_Goal of the exercise_
Read the entries below and pull out each line with the string "Attributes".

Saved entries

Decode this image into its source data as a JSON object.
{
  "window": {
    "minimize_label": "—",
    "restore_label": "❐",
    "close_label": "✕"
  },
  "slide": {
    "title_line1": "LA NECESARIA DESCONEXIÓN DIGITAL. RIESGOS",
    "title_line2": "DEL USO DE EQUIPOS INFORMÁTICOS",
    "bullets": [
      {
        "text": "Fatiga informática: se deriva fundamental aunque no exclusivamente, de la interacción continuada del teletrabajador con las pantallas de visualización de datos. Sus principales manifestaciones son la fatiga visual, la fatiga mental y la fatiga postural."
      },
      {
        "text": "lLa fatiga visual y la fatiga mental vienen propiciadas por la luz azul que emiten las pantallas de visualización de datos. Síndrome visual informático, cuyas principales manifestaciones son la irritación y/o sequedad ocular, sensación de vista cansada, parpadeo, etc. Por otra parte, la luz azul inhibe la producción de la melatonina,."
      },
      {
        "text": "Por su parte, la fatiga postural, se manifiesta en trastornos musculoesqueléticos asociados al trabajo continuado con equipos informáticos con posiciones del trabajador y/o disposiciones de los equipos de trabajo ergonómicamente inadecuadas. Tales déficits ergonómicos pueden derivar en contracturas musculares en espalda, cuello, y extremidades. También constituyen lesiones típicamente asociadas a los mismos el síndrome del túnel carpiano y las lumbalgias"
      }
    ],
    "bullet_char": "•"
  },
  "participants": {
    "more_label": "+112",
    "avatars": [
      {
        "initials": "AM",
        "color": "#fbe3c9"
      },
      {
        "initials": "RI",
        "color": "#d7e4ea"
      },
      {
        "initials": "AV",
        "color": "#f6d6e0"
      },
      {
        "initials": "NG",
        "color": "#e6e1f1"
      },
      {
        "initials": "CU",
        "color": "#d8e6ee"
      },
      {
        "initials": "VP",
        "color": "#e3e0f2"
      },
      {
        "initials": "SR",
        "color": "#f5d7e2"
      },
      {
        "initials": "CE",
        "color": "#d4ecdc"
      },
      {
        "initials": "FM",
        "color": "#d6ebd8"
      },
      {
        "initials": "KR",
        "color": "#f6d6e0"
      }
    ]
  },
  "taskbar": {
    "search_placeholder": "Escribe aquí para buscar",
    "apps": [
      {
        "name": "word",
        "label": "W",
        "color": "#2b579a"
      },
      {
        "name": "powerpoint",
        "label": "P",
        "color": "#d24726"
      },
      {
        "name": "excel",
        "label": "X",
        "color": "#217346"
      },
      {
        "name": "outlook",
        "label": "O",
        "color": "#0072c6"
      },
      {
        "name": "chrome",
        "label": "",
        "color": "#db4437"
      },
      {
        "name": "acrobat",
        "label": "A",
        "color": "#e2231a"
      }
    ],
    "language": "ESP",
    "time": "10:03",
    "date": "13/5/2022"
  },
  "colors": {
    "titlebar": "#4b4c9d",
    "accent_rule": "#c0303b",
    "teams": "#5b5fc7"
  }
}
---
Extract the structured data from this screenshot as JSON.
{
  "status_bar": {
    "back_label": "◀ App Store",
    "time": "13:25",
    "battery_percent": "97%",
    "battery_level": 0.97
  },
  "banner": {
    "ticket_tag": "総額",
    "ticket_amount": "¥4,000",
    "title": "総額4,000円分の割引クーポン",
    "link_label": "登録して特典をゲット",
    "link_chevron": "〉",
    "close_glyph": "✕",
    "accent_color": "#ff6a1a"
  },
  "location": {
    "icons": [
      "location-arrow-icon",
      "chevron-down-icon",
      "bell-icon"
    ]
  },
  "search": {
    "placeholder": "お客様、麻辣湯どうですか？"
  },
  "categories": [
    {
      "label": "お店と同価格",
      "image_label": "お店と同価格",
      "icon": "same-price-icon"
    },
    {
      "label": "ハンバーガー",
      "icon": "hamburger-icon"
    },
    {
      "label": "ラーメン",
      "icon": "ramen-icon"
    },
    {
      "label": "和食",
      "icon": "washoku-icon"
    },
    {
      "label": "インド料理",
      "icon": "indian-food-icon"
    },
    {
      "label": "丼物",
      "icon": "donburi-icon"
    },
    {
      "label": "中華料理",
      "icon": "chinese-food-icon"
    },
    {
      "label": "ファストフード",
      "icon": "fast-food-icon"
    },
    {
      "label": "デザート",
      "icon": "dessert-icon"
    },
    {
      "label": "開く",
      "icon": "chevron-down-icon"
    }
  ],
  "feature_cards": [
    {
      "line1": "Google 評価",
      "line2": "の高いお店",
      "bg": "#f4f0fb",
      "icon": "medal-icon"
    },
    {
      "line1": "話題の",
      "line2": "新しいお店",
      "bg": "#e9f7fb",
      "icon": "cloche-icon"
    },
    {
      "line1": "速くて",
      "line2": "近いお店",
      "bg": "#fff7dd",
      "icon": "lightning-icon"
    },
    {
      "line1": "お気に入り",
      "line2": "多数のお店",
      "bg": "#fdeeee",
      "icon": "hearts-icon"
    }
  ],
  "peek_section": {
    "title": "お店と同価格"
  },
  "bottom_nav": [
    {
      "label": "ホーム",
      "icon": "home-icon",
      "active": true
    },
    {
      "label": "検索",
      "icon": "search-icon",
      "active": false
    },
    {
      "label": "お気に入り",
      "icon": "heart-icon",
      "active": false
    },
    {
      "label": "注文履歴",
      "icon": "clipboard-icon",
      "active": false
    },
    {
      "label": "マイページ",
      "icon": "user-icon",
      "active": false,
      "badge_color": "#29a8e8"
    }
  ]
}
==
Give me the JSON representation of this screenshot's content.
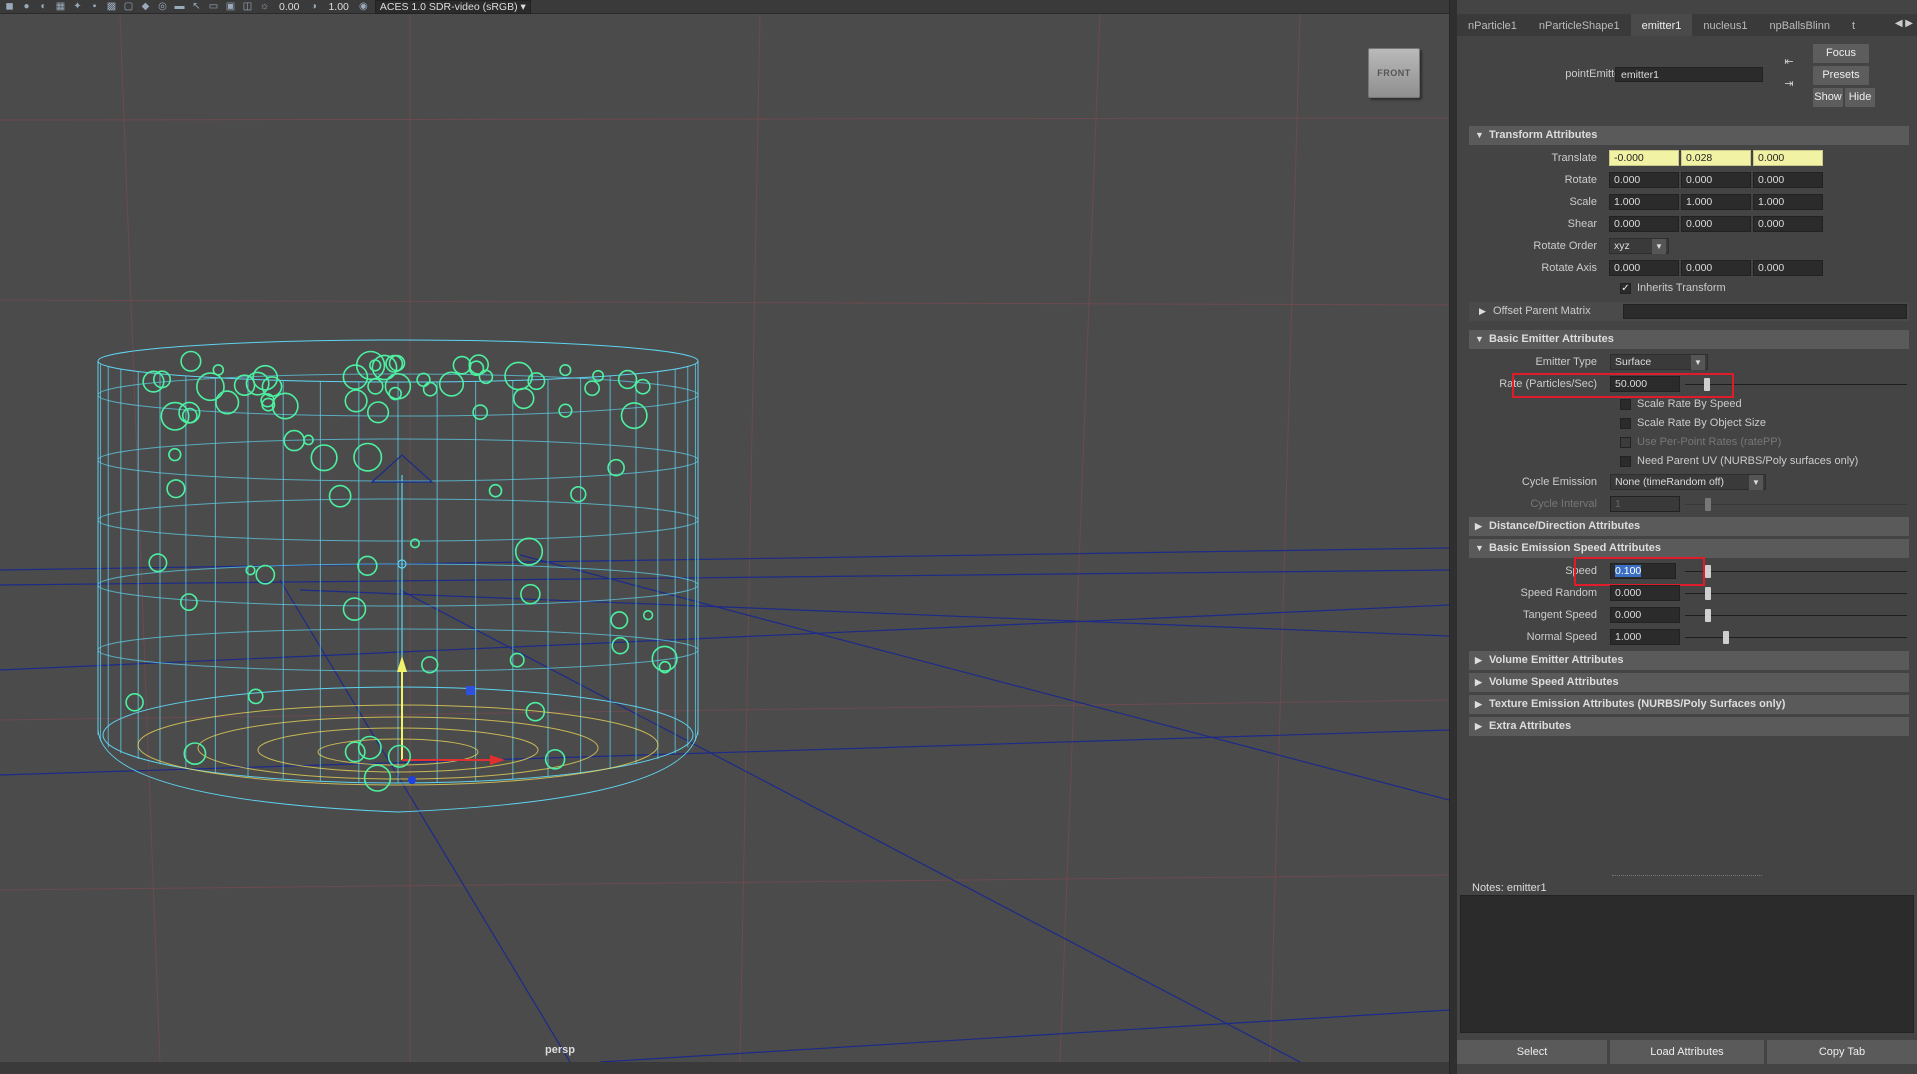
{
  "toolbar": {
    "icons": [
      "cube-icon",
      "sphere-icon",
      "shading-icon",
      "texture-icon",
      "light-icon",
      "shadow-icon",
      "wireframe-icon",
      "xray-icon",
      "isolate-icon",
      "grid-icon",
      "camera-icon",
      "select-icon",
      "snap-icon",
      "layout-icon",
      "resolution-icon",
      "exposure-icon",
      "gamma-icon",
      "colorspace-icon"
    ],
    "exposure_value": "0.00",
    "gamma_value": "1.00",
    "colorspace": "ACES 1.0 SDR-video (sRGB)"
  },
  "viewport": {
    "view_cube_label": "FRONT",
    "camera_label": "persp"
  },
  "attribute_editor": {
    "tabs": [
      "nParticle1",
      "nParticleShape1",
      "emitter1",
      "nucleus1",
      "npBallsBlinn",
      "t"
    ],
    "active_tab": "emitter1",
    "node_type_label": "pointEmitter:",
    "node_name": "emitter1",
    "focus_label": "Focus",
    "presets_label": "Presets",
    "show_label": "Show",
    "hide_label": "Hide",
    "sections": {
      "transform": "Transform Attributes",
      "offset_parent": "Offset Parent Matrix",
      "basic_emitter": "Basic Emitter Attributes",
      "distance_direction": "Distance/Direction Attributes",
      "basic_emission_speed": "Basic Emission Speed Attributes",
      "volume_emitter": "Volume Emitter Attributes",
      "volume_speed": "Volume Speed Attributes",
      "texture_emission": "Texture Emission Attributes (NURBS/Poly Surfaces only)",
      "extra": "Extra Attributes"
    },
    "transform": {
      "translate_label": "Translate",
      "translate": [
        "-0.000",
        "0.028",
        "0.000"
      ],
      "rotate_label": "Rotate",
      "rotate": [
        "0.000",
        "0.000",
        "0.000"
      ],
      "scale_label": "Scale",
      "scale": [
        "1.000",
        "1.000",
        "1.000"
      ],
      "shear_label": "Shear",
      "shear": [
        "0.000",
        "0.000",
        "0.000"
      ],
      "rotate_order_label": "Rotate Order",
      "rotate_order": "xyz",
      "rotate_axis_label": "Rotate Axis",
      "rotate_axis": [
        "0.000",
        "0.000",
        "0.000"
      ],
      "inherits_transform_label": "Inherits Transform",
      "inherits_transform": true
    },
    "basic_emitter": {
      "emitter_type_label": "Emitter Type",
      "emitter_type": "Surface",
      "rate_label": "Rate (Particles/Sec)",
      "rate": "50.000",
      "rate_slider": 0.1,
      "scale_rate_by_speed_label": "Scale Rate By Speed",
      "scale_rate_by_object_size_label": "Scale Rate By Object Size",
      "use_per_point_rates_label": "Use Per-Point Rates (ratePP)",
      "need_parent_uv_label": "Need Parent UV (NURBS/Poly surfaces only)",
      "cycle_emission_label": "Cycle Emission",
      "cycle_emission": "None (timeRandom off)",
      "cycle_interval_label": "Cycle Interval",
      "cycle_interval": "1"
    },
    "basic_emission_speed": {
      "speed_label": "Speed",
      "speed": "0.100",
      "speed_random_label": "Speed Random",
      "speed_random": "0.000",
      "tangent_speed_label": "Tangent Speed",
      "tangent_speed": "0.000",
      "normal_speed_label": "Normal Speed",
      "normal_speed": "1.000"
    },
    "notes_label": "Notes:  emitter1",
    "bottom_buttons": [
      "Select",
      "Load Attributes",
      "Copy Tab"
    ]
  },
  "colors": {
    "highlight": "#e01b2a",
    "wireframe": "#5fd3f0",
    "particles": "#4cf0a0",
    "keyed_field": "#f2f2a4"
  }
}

_Answer to this task_
      "transform": "Transform Attributes",
      "basic_emitter": "Basic Emitter Attributes",
      "distance_direction": "Distance/Direction Attributes",
      "basic_emission_speed": "Basic Emission Speed Attributes",
      "volume_emitter": "Volume Emitter Attributes",
      "volume_speed": "Volume Speed Attributes",
      "texture_emission": "Texture Emission Attributes (NURBS/Poly Surfaces only)",
      "extra": "Extra Attributes"
      "Load Attributes",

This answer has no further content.